Carry the passage on Lean 3P design concepts forward, writing on from its final sentence.

[START OF EXTRACT TO READ]

Lean 3P Design Concepts

What Is 3P?

Lean 3P is an integral element in Lean Product Development; however, it is not a holistic Lean Product Development process in and of itself. Depending on how it is applied, it can expand or contract to meet the needs of the organization either receiving input from other Lean Product Development elements or pushing outward into them.
If Lean can be defined as the engagement of people in the act of continually increasing value creation in our processes, then Lean Product Development must focus on that goal as related to the myriad of processes that take place as clever ideas are translated into successful products in the hands of happy customers. The focus of product development is largely about learning and then applying that knowledge to the targeted application. Market analysis, voice-of-the-customer, technology development, and even project planning and management are critical elements of product development and like all processes, they can be improved by applying Lean thinking.
Lean 3P should be inserted early in the Product Development process, as we’ll explain later, and will be used to align all of the many vertical functions in our horizontal value stream, in order to optimize the new product concurrently with the operation that will produce it, in consideration of the people who will interact with it. Readers interested in a broader look at the full Lean Product Development process are encouraged to read Lean Product and Process Development (Ward 2009), or Mastering Lean Product Development (Mascitelli 2011).
The output of the product development process provides the recipe that sets the stage for a profitable value delivery system, which satisfies the needs of the targeted customer. The 3P (Production Preparation Process) process provides a collaborative and concurrent framework to link the product and process design. Most companies utilize new product development processes that treat product design and process design as independent and discrete entities. Integration of the two improves both and reduces the time and costs required to bring the product to market. Lean 3P is event-based team activity that employs a broad range of stakeholders from many different functional areas, including product design, process design, operations, procurement, and representatives from other internal groups. It could also include customers, suppliers, and outside experts.
If the product is in the early conceptual design stage, the 3P event will focus on understanding customer wants and will work to create numerous prototype models depicting different features that satisfy those wants and needs in different ways, using a rapid, iterative process to get feedback and direction. With every prototype, manufacturability is considered. As the product becomes more defined the balance shifts to design of the process, developing many alternatives for each functional step of the process. Changes to the product, including packaging, are considered as manufacturing alternatives and are evaluated before collapsing down to the better alternatives. Physical prototypes are created for the best alternatives, and every feature of the proposed new process is evaluated and compared. The tension between product design and process design continues throughout the event, and both are refined as the design concepts are tested, improved, and retested over and over again.

[END OF EXTRACT TO READ]
[START OF EXTRACTED ENTRIES]

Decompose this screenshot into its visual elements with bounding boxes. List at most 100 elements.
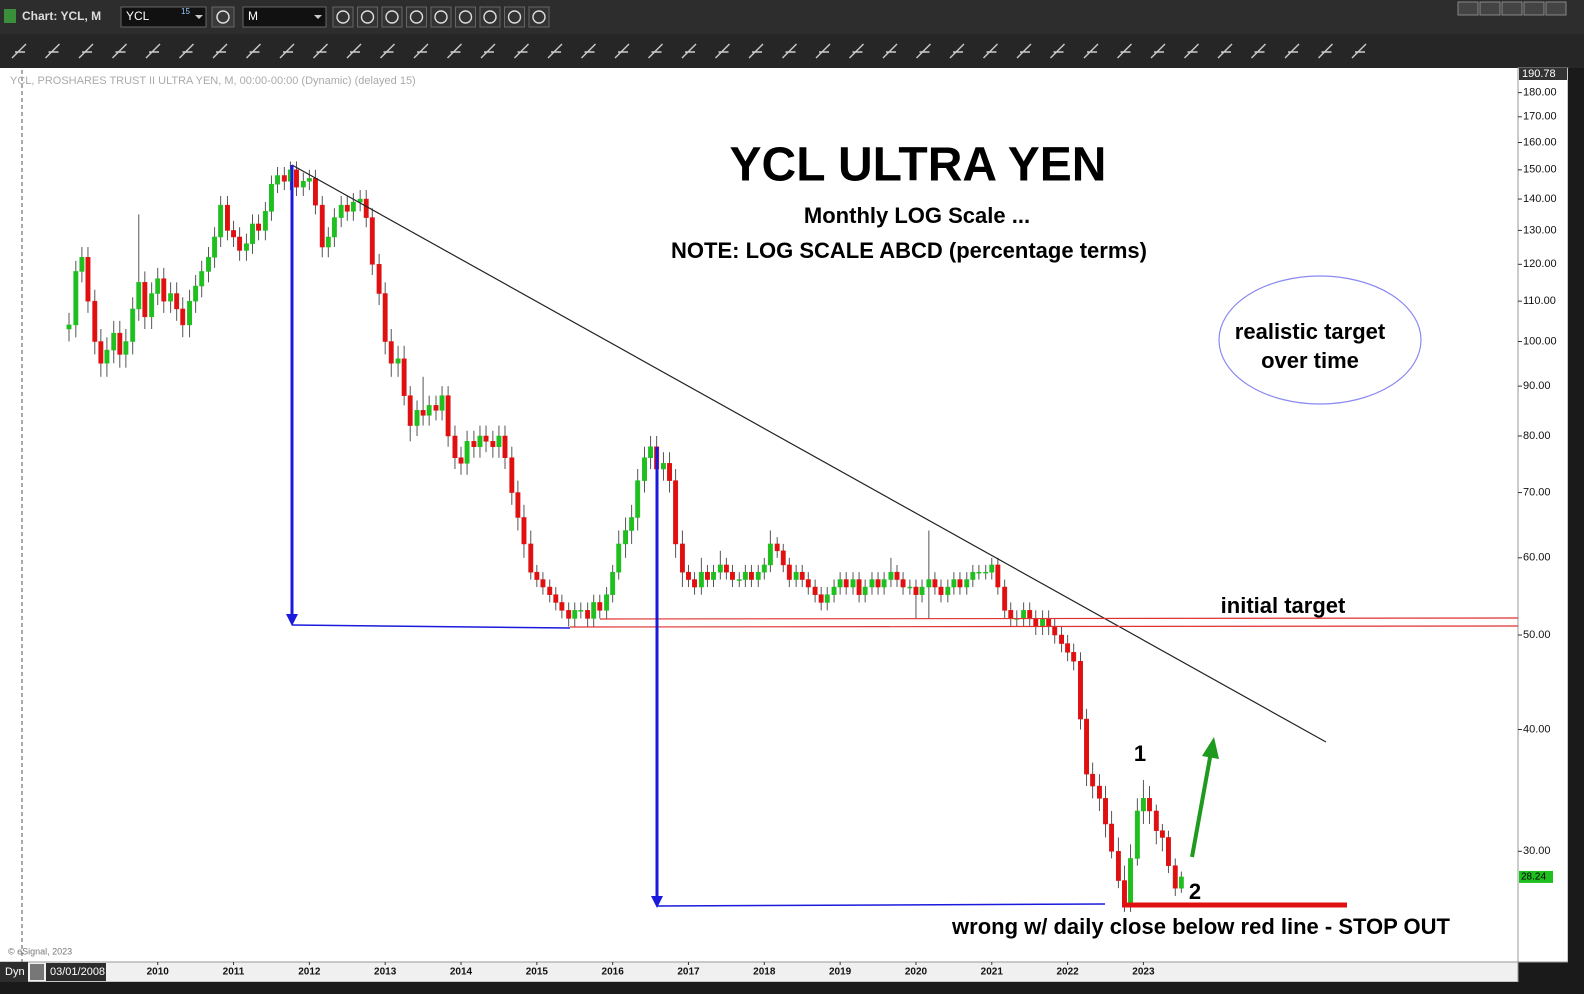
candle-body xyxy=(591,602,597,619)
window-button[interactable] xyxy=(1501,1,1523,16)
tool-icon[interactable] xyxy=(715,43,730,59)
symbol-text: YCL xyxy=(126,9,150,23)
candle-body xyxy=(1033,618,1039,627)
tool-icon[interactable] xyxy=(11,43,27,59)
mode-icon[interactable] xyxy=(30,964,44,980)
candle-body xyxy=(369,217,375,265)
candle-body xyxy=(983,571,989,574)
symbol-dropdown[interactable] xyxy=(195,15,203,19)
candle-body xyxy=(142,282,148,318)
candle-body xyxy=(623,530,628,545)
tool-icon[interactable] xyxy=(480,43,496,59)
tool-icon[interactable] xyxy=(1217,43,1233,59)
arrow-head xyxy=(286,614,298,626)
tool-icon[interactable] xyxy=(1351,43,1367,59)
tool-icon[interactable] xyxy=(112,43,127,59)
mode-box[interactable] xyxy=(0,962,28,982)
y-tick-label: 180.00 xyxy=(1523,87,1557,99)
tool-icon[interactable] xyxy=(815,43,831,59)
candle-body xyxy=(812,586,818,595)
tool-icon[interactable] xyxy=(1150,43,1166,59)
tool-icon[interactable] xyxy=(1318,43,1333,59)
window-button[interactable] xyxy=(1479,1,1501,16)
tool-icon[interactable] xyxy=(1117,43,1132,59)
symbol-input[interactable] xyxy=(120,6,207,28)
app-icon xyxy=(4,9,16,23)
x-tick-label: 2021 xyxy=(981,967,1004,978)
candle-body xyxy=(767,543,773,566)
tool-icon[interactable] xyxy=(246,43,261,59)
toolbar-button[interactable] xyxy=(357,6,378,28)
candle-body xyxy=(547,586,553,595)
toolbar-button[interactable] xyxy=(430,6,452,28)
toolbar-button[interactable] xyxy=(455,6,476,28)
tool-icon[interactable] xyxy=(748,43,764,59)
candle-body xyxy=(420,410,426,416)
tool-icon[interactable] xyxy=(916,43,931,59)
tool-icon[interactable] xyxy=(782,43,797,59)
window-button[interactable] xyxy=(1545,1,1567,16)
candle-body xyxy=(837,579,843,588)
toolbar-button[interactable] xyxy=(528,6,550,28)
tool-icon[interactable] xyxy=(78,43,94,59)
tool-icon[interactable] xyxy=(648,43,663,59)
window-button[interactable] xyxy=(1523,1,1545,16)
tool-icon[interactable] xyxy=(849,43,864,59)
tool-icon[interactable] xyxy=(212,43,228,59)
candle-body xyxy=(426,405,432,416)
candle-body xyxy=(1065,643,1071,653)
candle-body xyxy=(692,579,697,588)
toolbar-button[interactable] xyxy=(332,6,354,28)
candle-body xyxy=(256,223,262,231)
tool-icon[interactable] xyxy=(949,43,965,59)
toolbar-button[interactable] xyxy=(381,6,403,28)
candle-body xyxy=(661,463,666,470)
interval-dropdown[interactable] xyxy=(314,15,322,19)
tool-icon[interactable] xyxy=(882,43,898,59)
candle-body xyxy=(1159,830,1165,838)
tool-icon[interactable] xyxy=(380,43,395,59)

[END OF EXTRACTED ENTRIES]

__ANSWER TO THE TASK__:
3P is a Lean design process that provides opportunity to achieve the lowest overall product life-cycle cost because it encourages innovation and collaboration with all of the key stakeholders very early in product development, utilizing all of the tools in the Lean toolkit. This in itself is atypical because Lean tends to be the approach we take to solve problems, not prevent them. Most of our Lean experience involves Kaizen efforts aimed at improving existing processes. In a very real sense, Lean 3P is no different. We are simply applying the same methodology to the design process. Perhaps the real difference is that we are applying the Kaizen discipline methodology to two processes, product design and process design, concurrently. By avoiding problems and pitfalls very early in the product development process, costs can be minimized, quality can be designed in, and many future headaches are avoided.
This is not intended to imply that new product and process development is simple. The fact is that both aspects of design are very complex and fraught with pitfalls. The people part of the equation is a third dimension that is often overlooked or discounted. The people element includes understanding what will really delight a customer. It also considers other groups who will interact with the product or operation. This includes people like the maintenance person who will be charged with keeping the new line going, and the operator, ensuring that he or she will be fully engaged in value-adding work while running the operation, and many more.
Caution: Lean 3P proactively employs the many elements of the Lean toolkit. To be successful the team must be well versed and experienced in Lean application.
Development of the 3P process is attributed to Chichiro Nakao, a former Toyota group manager and the founder of Shingijutsu Company, a Japanese consulting firm. The accepted meaning of 3P is Production Preparation Process. As more and more companies have begun to use 3P this definition seems to have become established. 3P allows a group of people to codevelop a product and the operation that will manufacture it in a way that adds value to both aspects—essentially a robust, well-thought-out production, preparation process.
3P is sometimes referred to as Product, Process, People, and this definition probably captures best the spirit of 3P. It focuses and attempts to optimize the collective design of the actual product and the production operation that will produce the product, with strong input from and consideration of the people who will interface with it from all the many different functional areas. Figure 1.1 represents the balance between product, process, and people that Lean 3P endeavors to attain.
The Product reference defines the necessary product attributes via analysis with deep understanding of the true functions and features that the customer desires, in conjunction with the impact on its overall manufacturability. We tend to think largely of functional benefits when considering a product, but the way it is packaged, displayed, and labeled can influence customer acceptance, and profitability. Developing a product this way could sound limiting and restrictive, but the process of collaboration and incorporation of other viewpoints should only make for a better product and a more profitable one.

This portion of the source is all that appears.